Decide whether each statement agrees with the article on retinal neurons, answering yes or no and quoting the deciding words: 1. The researchers recorded responses from groups of about 150 retinal ganglion cells. 2. The model found that individual cells are activated more reliably than collective signals. 3. Retinal ganglion cells receive information from light-detecting cells.
(Beginning of EXCERPTED TEXT)
Neurons in the Human Eye Are Organized for Error Correction
Summary: According to researchers, retinal ganglion cells act collectively to correct visual errors and improve accuracy.
Cells that send visual signals to the brain act collectively to suppress noise and improve accuracy.
Neurons found in the human eye naturally display a form of error correction in the collective visual signals they send to the brain, according to a new study in PLOS Computational Biology.
Previous studies have shown that groups of neurons throughout the nervous system exhibit collective signaling patterns in response to stimuli. These patterns carry different information than can be relayed by any single neuron on its own. However, the details of this collective signaling are poorly understood.
In the new study, Jason Prentice of Princeton University, New Jersey, and colleagues focused on retinal ganglion cells. These neurons, found in the back of the eye, receive information from light-detecting cells and relay it to the brain. Multiple retinal ganglion cells can monitor the same visual region, and the researchers hypothesized that this redundancy could allow for error correction.
To investigate, the researchers used visual stimuli to activate groups of about 150 retinal ganglion cells with overlapping visual regions and recorded their response. They used the data to build a mathematical model of retinal ganglion activity and analyze its patterns and organization.
The model revealed that a visual stimulus more reliably activates collective retinal ganglion signals than signals from individual cells. This suggests that collective activity allows for error correction and results in the transmission of more precise visual information, meanwhile suppressing background noise introduced by the irregular activity of individual cells.
The new model is more accurate than previous models developed to investigate this collective neuron signaling behavior. It not only reveals new insights about retinal ganglion activity, but could also be applied to explore neural codes in the rest of the human brain, says study co-author Michael Berry.
(End of EXCERPTED TEXT)
(Beginning of GIVEN INFORMATION)
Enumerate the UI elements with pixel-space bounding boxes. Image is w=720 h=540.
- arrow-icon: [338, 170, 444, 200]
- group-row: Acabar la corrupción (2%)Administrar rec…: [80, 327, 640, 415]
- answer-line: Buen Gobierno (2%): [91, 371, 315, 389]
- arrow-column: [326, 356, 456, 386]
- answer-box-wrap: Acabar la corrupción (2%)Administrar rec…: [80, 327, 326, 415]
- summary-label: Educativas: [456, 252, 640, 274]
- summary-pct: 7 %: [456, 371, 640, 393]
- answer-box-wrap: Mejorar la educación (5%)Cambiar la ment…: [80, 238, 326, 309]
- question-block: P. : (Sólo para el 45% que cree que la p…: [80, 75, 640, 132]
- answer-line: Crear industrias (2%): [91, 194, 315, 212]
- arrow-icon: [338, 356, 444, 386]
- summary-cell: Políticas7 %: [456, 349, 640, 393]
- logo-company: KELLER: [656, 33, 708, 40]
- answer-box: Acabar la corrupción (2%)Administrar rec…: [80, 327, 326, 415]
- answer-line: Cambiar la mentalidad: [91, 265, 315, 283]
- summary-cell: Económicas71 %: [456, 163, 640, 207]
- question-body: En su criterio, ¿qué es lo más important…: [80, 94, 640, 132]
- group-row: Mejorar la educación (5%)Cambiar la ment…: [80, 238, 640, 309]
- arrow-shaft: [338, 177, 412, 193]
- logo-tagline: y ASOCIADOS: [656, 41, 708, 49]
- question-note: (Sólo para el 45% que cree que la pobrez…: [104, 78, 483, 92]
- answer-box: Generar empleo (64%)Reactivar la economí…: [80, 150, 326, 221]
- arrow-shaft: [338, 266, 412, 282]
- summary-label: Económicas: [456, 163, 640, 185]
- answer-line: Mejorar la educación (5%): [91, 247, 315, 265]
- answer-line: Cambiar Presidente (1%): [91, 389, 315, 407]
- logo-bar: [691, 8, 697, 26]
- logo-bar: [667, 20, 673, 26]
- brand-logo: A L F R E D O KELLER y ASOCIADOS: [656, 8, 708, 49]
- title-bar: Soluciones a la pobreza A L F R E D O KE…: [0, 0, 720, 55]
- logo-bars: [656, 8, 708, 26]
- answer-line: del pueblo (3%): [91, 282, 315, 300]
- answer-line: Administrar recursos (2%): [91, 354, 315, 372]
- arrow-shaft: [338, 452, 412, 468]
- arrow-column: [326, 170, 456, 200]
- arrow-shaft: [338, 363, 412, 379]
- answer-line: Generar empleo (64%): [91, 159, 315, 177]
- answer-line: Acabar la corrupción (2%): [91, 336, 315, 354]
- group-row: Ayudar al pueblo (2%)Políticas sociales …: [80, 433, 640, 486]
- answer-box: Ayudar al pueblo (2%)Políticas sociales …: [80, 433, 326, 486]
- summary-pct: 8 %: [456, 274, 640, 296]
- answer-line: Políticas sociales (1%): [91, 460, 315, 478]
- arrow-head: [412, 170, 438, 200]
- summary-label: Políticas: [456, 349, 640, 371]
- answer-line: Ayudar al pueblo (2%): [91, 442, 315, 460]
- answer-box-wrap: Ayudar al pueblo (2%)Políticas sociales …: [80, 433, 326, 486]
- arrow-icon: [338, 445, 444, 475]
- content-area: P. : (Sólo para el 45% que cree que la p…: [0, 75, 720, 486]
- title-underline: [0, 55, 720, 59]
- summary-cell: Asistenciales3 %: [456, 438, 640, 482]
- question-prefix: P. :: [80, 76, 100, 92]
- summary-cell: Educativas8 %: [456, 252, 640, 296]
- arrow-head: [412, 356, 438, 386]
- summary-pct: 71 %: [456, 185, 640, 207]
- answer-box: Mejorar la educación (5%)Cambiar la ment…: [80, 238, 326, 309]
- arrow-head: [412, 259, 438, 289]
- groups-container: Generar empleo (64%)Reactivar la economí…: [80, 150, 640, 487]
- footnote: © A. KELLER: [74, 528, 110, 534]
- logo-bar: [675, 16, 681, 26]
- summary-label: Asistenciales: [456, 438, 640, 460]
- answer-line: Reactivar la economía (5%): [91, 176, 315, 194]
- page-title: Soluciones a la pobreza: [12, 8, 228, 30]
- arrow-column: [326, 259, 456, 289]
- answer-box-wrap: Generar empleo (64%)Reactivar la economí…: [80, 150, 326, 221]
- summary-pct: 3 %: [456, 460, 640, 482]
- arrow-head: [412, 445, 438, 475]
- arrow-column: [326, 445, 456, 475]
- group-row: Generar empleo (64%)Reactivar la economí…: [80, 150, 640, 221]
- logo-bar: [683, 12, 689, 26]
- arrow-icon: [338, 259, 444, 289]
(End of GIVEN INFORMATION)
## FINISHED TASK
1. Yes: "used visual stimuli to activate groups of about 150 retinal ganglion cells with overlapping visual regions and recorded their response"
2. No: "a visual stimulus more reliably activates collective retinal ganglion signals than signals from individual cells"
3. Yes: "receive information from light-detecting cells and relay it to the brain"